### What you are asked to do
From the entries below, pull out each line where "JSON" appears.

───── Items

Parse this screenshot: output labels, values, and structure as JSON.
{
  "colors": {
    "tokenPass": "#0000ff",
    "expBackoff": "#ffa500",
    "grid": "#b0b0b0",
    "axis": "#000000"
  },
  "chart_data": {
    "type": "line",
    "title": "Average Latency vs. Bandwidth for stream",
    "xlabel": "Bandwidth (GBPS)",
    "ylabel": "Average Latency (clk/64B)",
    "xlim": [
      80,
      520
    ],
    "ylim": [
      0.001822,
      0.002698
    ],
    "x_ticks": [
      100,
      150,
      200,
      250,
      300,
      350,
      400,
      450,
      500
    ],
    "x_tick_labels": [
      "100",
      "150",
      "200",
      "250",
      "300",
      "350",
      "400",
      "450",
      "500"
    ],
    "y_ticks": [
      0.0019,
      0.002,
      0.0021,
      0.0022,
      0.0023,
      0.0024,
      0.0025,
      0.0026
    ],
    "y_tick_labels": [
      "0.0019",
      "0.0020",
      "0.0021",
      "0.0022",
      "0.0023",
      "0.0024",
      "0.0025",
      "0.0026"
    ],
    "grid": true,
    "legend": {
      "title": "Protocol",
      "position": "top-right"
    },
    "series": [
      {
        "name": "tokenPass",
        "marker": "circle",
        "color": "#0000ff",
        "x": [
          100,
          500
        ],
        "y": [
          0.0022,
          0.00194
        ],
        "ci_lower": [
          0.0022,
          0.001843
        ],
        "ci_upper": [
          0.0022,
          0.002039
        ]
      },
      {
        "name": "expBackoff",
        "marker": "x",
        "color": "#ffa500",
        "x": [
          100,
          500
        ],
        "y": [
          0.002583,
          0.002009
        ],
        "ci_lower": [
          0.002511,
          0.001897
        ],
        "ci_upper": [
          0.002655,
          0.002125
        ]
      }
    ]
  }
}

──────────
───── Items

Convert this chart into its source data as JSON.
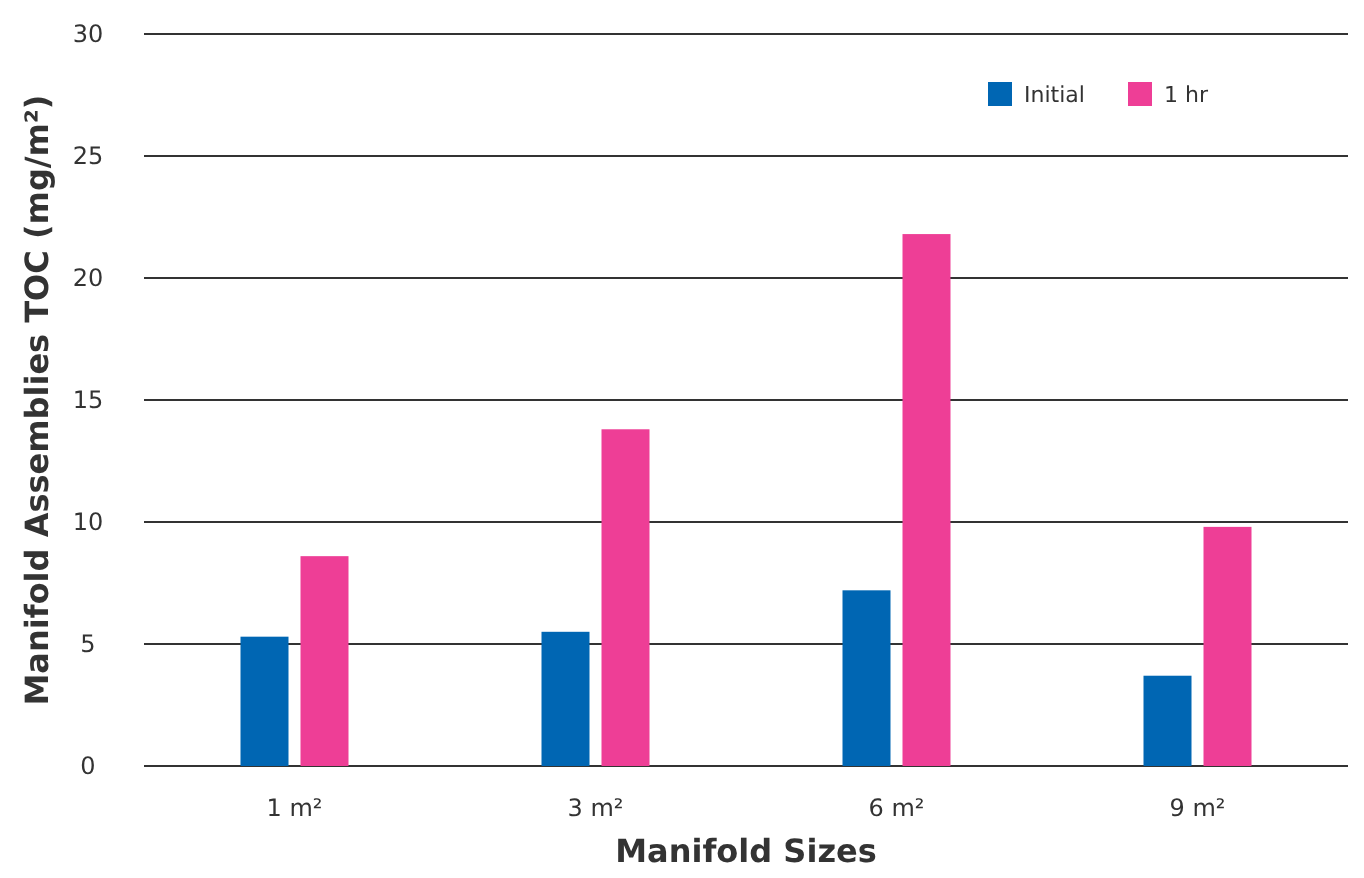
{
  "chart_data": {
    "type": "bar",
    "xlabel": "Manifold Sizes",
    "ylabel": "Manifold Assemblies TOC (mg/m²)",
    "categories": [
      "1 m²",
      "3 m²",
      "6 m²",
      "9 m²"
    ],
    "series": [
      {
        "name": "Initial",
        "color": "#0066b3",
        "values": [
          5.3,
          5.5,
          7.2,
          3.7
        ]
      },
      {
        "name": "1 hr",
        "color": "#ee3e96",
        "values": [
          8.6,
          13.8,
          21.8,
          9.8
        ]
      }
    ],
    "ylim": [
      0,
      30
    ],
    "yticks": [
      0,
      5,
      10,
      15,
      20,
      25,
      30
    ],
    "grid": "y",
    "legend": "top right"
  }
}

──────────
───── Items

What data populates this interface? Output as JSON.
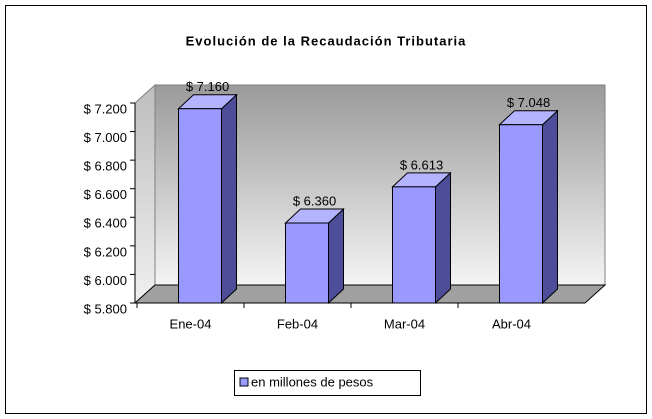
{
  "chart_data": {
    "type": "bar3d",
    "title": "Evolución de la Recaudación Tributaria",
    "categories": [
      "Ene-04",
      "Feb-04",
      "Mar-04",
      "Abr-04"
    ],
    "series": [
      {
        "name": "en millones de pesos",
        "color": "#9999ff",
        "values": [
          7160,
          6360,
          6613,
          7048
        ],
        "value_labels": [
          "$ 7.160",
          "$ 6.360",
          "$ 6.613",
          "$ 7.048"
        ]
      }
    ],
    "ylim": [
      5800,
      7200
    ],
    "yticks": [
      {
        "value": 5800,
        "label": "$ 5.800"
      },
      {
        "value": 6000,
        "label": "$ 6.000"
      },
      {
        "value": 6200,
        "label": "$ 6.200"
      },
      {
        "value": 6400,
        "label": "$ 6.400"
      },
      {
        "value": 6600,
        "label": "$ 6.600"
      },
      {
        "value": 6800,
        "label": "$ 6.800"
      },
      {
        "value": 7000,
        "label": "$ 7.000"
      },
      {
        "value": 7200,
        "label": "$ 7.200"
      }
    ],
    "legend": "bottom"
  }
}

──────────

### Solution
Parse this screenshot: output labels, values, and structure as JSON.
Convert this chart into its source data as JSON.
What data populates this interface? Output as JSON.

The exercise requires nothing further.